Start of PROVIDED INFORMATION

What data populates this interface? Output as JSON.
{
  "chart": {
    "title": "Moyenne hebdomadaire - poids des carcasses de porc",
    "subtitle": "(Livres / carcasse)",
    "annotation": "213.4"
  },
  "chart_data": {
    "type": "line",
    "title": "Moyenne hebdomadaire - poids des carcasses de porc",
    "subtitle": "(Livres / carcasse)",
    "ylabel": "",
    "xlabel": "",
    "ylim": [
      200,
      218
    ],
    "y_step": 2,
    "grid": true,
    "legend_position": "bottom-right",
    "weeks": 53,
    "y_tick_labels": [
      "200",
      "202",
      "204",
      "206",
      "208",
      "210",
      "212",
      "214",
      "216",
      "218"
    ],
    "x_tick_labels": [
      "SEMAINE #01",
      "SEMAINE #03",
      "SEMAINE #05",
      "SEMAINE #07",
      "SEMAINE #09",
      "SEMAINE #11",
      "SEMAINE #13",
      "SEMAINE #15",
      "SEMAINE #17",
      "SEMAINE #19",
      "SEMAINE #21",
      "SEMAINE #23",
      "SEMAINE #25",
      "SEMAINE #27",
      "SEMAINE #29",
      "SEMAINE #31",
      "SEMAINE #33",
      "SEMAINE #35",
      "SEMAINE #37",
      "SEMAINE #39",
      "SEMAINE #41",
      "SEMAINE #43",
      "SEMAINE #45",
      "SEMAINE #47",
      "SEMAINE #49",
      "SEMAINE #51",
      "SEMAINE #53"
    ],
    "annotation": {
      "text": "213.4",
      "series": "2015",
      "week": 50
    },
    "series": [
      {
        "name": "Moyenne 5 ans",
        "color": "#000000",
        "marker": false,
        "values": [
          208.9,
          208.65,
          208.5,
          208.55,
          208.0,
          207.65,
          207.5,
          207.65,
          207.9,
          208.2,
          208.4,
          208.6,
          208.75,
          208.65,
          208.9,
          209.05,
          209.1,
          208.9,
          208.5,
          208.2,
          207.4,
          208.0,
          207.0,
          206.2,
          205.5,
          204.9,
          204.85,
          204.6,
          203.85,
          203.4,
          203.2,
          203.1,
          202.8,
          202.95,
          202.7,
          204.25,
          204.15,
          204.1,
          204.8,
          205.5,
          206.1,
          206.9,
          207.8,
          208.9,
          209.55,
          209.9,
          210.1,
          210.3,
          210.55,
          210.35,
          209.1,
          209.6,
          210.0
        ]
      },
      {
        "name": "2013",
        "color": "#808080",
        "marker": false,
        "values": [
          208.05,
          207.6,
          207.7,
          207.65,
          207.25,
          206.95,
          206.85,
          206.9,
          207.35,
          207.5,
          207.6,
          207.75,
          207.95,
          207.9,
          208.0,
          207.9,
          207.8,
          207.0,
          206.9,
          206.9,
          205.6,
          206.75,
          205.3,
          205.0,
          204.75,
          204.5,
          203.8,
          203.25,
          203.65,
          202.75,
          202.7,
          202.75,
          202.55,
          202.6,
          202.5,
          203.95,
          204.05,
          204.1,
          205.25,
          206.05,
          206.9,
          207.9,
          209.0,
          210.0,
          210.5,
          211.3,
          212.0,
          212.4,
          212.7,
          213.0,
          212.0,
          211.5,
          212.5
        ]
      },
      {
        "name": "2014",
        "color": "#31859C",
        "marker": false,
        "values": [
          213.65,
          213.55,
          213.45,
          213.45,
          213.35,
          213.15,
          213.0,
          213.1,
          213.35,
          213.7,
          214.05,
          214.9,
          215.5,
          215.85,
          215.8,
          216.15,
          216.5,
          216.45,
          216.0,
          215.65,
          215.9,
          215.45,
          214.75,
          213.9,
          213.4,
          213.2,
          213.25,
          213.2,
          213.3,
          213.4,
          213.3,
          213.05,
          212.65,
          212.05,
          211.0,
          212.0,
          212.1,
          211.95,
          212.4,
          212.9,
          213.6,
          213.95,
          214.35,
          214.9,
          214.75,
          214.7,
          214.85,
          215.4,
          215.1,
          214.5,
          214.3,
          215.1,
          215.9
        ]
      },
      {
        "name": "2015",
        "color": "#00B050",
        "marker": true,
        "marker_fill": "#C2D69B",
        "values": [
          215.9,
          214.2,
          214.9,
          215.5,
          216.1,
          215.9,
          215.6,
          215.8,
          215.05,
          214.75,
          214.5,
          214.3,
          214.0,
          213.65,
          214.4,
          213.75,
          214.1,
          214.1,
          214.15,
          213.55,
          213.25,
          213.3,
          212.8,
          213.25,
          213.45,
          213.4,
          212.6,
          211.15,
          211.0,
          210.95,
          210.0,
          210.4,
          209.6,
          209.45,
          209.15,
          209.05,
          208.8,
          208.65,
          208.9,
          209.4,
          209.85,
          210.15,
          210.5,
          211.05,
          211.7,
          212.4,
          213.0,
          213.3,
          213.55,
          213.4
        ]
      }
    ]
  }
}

End of PROVIDED INFORMATION

■ **INSTRUCTIONS FOR THE TASK**
Each line of the material above needs to be quoted exactly, please.

■ **WRITTEN SOLUTION**
What data populates this interface? Output as JSON.
{
  "chart": {
    "title": "Moyenne hebdomadaire - poids des carcasses de porc",
    "subtitle": "(Livres / carcasse)",
    "annotation": "213.4"
  },
  "chart_data": {
    "type": "line",
    "title": "Moyenne hebdomadaire - poids des carcasses de porc",
    "subtitle": "(Livres / carcasse)",
    "ylabel": "",
    "xlabel": "",
    "ylim": [
      200,
      218
    ],
    "y_step": 2,
    "grid": true,
    "legend_position": "bottom-right",
    "weeks": 53,
    "y_tick_labels": [
      "200",
      "202",
      "204",
      "206",
      "208",
      "210",
      "212",
      "214",
      "216",
      "218"
    ],
    "x_tick_labels": [
      "SEMAINE #01",
      "SEMAINE #03",
      "SEMAINE #05",
      "SEMAINE #07",
      "SEMAINE #09",
      "SEMAINE #11",
      "SEMAINE #13",
      "SEMAINE #15",
      "SEMAINE #17",
      "SEMAINE #19",
      "SEMAINE #21",
      "SEMAINE #23",
      "SEMAINE #25",
      "SEMAINE #27",
      "SEMAINE #29",
      "SEMAINE #31",
      "SEMAINE #33",
      "SEMAINE #35",
      "SEMAINE #37",
      "SEMAINE #39",
      "SEMAINE #41",
      "SEMAINE #43",
      "SEMAINE #45",
      "SEMAINE #47",
      "SEMAINE #49",
      "SEMAINE #51",
      "SEMAINE #53"
    ],
    "annotation": {
      "text": "213.4",
      "series": "2015",
      "week": 50
    },
    "series": [
      {
        "name": "Moyenne 5 ans",
        "color": "#000000",
        "marker": false,
        "values": [
          208.9,
          208.65,
          208.5,
          208.55,
          208.0,
          207.65,
          207.5,
          207.65,
          207.9,
          208.2,
          208.4,
          208.6,
          208.75,
          208.65,
          208.9,
          209.05,
          209.1,
          208.9,
          208.5,
          208.2,
          207.4,
          208.0,
          207.0,
          206.2,
          205.5,
          204.9,
          204.85,
          204.6,
          203.85,
          203.4,
          203.2,
          203.1,
          202.8,
          202.95,
          202.7,
          204.25,
          204.15,
          204.1,
          204.8,
          205.5,
          206.1,
          206.9,
          207.8,
          208.9,
          209.55,
          209.9,
          210.1,
          210.3,
          210.55,
          210.35,
          209.1,
          209.6,
          210.0
        ]
      },
      {
        "name": "2013",
        "color": "#808080",
        "marker": false,
        "values": [
          208.05,
          207.6,
          207.7,
          207.65,
          207.25,
          206.95,
          206.85,
          206.9,
          207.35,
          207.5,
          207.6,
          207.75,
          207.95,
          207.9,
          208.0,
          207.9,
          207.8,
          207.0,
          206.9,
          206.9,
          205.6,
          206.75,
          205.3,
          205.0,
          204.75,
          204.5,
          203.8,
          203.25,
          203.65,
          202.75,
          202.7,
          202.75,
          202.55,
          202.6,
          202.5,
          203.95,
          204.05,
          204.1,
          205.25,
          206.05,
          206.9,
          207.9,
          209.0,
          210.0,
          210.5,
          211.3,
          212.0,
          212.4,
          212.7,
          213.0,
          212.0,
          211.5,
          212.5
        ]
      },
      {
        "name": "2014",
        "color": "#31859C",
        "marker": false,
        "values": [
          213.65,
          213.55,
          213.45,
          213.45,
          213.35,
          213.15,
          213.0,
          213.1,
          213.35,
          213.7,
          214.05,
          214.9,
          215.5,
          215.85,
          215.8,
          216.15,
          216.5,
          216.45,
          216.0,
          215.65,
          215.9,
          215.45,
          214.75,
          213.9,
          213.4,
          213.2,
          213.25,
          213.2,
          213.3,
          213.4,
          213.3,
          213.05,
          212.65,
          212.05,
          211.0,
          212.0,
          212.1,
          211.95,
          212.4,
          212.9,
          213.6,
          213.95,
          214.35,
          214.9,
          214.75,
          214.7,
          214.85,
          215.4,
          215.1,
          214.5,
          214.3,
          215.1,
          215.9
        ]
      },
      {
        "name": "2015",
        "color": "#00B050",
        "marker": true,
        "marker_fill": "#C2D69B",
        "values": [
          215.9,
          214.2,
          214.9,
          215.5,
          216.1,
          215.9,
          215.6,
          215.8,
          215.05,
          214.75,
          214.5,
          214.3,
          214.0,
          213.65,
          214.4,
          213.75,
          214.1,
          214.1,
          214.15,
          213.55,
          213.25,
          213.3,
          212.8,
          213.25,
          213.45,
          213.4,
          212.6,
          211.15,
          211.0,
          210.95,
          210.0,
          210.4,
          209.6,
          209.45,
          209.15,
          209.05,
          208.8,
          208.65,
          208.9,
          209.4,
          209.85,
          210.15,
          210.5,
          211.05,
          211.7,
          212.4,
          213.0,
          213.3,
          213.55,
          213.4
        ]
      }
    ]
  }
}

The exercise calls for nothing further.